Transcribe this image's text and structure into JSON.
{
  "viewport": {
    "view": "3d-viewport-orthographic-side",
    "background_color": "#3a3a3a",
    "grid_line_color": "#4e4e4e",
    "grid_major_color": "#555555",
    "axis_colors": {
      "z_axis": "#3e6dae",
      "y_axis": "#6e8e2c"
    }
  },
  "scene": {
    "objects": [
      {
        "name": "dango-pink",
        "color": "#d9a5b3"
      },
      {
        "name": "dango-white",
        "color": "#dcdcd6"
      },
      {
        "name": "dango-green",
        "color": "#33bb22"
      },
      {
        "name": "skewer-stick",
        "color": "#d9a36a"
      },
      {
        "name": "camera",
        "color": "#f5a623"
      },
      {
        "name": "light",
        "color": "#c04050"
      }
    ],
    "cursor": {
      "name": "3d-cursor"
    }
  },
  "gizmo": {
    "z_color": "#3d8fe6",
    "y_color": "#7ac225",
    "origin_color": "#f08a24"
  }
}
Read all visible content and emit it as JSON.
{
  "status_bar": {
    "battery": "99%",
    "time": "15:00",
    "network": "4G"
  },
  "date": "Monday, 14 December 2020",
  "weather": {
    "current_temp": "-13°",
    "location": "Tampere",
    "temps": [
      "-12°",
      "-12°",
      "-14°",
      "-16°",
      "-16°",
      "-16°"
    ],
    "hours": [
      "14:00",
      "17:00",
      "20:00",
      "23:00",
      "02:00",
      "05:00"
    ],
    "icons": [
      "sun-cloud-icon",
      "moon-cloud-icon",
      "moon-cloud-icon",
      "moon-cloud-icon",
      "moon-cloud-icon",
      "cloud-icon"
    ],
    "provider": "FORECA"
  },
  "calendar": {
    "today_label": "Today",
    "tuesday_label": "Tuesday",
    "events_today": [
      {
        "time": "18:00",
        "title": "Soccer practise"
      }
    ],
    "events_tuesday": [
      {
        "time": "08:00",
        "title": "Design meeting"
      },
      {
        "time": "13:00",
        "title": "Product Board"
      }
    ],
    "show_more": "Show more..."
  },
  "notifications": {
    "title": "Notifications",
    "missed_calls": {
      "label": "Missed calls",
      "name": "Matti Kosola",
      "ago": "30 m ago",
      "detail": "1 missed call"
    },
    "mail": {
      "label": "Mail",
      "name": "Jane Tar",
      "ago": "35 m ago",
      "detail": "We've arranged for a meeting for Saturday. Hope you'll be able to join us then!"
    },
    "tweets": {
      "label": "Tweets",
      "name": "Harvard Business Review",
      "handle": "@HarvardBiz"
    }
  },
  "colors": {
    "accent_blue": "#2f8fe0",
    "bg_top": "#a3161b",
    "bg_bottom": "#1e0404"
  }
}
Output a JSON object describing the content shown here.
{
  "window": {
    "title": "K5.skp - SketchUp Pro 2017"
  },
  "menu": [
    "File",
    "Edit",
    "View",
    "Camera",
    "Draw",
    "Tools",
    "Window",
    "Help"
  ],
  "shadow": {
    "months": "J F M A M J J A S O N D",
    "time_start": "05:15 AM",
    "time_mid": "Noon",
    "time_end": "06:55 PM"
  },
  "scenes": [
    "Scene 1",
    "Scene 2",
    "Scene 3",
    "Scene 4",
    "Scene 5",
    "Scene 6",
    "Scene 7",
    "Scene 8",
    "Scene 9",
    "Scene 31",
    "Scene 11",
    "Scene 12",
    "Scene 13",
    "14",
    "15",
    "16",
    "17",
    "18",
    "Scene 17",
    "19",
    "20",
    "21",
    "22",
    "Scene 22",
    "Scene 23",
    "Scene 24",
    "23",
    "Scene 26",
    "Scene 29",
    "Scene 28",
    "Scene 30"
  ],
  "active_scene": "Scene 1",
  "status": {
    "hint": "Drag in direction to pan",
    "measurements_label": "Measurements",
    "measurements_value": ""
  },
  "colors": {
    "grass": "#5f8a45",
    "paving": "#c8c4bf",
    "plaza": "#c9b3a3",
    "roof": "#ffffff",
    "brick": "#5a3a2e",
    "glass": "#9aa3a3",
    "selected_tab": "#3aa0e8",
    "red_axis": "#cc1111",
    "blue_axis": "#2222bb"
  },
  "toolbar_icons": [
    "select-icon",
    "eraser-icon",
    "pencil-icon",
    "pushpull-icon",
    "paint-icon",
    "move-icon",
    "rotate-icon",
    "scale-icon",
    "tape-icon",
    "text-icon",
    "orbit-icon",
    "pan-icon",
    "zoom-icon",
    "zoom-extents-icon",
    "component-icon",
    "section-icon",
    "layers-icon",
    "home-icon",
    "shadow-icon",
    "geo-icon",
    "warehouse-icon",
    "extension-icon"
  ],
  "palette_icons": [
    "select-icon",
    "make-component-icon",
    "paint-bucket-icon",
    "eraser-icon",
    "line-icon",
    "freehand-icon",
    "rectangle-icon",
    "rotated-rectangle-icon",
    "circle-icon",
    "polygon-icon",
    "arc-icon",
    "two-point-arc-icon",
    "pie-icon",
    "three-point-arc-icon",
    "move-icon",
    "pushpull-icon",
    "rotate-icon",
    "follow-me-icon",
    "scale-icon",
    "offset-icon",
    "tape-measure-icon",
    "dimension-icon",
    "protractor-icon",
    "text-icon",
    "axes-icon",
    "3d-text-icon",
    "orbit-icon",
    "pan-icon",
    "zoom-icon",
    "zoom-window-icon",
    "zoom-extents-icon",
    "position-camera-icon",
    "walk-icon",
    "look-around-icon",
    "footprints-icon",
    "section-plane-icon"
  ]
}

++++++++

■ Written task
Check each line above for the string "content", then copy the ones that have it.

■ Exercise result
Read all visible content and emit it as JSON.
Output a JSON object describing the content shown here.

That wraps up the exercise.